GIVEN INFORMATION
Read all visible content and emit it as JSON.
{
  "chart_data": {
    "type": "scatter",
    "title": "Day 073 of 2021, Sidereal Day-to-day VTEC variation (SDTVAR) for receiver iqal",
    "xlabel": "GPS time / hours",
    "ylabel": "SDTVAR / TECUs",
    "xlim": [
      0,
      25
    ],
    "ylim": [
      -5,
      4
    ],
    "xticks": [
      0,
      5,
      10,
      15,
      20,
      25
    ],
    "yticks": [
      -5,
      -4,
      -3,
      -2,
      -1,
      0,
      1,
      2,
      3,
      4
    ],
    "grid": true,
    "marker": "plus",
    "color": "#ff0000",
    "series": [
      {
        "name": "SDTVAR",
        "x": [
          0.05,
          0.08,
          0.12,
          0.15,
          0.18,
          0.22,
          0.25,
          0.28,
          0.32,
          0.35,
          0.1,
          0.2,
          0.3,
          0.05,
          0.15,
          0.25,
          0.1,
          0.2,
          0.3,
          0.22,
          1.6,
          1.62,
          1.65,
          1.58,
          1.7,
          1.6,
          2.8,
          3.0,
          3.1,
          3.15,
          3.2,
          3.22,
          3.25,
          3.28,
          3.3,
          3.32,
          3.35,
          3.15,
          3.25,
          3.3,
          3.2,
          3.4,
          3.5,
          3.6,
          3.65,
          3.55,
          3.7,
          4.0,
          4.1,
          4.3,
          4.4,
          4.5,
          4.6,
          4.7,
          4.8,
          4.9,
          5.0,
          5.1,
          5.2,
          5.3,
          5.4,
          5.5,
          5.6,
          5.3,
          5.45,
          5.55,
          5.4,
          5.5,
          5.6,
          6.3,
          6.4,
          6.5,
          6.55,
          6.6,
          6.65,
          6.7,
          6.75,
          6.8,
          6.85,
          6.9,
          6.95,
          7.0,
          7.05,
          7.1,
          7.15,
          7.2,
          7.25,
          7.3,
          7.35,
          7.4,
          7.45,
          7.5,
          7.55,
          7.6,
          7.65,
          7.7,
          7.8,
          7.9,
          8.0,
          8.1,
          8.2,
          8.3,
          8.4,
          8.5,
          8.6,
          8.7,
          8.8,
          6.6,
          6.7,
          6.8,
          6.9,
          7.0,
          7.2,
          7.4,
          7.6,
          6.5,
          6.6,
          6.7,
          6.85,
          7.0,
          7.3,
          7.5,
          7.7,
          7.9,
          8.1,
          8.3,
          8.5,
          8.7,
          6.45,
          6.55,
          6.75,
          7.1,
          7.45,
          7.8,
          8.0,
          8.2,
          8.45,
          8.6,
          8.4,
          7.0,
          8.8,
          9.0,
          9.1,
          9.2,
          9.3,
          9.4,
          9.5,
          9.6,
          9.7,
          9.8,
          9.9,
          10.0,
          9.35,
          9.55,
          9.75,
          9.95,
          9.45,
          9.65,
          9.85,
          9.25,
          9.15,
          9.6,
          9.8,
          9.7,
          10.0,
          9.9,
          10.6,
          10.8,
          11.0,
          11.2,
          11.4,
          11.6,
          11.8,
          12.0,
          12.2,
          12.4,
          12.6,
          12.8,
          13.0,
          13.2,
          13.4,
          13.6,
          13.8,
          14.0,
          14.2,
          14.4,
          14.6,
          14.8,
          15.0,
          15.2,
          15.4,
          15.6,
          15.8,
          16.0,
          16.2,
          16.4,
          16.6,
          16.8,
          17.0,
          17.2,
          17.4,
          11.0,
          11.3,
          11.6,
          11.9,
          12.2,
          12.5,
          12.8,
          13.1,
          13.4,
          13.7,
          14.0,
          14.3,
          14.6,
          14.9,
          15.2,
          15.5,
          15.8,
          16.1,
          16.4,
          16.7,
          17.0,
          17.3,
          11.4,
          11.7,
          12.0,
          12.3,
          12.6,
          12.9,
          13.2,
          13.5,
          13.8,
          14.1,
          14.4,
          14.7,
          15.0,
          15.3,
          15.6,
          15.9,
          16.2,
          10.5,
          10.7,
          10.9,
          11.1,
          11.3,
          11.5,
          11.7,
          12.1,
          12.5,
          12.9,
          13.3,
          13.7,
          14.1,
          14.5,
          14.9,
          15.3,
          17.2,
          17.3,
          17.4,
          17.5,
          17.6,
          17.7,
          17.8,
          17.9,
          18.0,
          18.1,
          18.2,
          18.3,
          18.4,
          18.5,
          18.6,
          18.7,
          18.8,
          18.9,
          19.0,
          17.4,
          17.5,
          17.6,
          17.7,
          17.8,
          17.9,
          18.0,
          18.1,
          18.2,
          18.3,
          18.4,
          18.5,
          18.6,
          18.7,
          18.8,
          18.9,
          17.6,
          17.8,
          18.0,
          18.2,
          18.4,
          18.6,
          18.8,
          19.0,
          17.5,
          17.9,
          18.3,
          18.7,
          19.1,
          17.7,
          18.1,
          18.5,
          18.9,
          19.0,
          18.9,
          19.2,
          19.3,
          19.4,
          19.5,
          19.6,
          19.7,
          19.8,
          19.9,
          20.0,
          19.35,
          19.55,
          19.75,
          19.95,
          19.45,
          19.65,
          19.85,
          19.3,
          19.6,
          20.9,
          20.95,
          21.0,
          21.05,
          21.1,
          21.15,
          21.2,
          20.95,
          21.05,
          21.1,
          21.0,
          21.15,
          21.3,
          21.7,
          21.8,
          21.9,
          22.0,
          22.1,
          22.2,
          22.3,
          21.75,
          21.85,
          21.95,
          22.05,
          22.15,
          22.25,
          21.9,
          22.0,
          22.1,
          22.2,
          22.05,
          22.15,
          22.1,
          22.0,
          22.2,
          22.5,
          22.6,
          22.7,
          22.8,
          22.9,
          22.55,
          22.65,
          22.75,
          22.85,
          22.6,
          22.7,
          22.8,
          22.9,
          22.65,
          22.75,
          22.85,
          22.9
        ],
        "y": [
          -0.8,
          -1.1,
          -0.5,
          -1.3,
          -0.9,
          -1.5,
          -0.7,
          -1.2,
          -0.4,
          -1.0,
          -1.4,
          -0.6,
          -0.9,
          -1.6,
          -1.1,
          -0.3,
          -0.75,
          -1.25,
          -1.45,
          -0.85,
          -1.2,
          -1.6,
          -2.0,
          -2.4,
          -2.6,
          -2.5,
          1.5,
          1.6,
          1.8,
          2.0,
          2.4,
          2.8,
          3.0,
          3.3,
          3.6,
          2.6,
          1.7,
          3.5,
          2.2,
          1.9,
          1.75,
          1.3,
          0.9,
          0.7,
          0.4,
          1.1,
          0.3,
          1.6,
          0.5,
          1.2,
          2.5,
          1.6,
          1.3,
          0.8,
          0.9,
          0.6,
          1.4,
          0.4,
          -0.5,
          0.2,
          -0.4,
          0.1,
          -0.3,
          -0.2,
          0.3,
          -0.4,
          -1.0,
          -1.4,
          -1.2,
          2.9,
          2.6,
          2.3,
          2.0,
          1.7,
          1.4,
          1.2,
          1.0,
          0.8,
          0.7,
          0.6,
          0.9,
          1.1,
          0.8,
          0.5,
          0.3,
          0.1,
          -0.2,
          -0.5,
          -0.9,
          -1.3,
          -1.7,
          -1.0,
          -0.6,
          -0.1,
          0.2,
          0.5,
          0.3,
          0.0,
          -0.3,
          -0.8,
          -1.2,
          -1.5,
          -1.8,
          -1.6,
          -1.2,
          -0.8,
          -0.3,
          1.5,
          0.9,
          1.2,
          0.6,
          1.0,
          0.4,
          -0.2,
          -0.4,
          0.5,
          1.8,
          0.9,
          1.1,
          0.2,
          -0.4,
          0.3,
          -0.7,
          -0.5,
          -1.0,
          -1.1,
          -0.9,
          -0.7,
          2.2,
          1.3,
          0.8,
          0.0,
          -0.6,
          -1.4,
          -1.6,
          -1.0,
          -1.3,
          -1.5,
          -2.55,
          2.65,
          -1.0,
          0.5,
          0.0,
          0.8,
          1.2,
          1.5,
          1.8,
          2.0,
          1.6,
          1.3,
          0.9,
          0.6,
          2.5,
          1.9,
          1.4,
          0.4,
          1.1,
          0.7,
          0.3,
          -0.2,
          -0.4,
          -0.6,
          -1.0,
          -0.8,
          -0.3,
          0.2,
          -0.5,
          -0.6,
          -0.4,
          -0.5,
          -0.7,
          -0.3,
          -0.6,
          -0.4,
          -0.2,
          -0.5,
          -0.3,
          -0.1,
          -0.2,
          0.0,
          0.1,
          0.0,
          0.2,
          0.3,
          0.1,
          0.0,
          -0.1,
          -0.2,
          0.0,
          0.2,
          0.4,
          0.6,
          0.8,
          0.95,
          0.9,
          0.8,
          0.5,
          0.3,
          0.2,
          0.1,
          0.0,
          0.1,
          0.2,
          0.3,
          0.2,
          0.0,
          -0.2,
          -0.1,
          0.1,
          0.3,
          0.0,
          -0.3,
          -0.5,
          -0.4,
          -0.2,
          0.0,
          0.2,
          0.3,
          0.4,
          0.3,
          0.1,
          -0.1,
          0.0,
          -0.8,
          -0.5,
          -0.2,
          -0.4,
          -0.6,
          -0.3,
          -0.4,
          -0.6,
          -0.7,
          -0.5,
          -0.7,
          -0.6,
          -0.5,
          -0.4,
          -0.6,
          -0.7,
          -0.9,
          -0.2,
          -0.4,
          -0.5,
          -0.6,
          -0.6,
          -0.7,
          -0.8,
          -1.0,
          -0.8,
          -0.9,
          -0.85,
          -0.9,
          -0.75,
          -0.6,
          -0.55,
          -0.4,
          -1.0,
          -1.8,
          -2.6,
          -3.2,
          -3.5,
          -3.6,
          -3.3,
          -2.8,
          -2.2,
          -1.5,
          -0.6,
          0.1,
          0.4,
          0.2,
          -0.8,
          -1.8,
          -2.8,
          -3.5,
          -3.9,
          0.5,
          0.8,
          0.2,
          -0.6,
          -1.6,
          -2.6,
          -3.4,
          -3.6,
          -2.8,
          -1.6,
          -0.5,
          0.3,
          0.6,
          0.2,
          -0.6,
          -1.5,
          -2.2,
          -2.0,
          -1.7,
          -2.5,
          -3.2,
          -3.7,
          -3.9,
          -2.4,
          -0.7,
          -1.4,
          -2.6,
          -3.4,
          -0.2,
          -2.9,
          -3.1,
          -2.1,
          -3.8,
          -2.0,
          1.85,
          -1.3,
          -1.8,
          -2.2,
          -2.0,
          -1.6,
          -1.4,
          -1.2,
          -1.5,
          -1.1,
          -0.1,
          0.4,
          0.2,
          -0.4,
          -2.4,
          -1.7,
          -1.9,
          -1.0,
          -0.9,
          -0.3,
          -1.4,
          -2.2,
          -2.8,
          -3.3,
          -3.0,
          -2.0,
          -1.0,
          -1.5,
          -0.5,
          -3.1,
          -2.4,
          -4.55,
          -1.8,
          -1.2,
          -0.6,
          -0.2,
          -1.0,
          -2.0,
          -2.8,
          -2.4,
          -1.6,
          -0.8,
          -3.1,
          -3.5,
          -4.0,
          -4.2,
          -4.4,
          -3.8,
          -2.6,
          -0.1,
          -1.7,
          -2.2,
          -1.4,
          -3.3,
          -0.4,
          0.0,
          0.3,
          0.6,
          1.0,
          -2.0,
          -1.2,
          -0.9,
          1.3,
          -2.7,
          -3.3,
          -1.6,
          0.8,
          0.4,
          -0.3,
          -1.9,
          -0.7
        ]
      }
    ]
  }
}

WORK INSTRUCTIONS
Copy out each line of the data where the string "SDTVAR" appears.

RESPONSE TO THE EXERCISE
    "title": "Day 073 of 2021, Sidereal Day-to-day VTEC variation (SDTVAR) for receiver iqal",
    "ylabel": "SDTVAR / TECUs",
        "name": "SDTVAR",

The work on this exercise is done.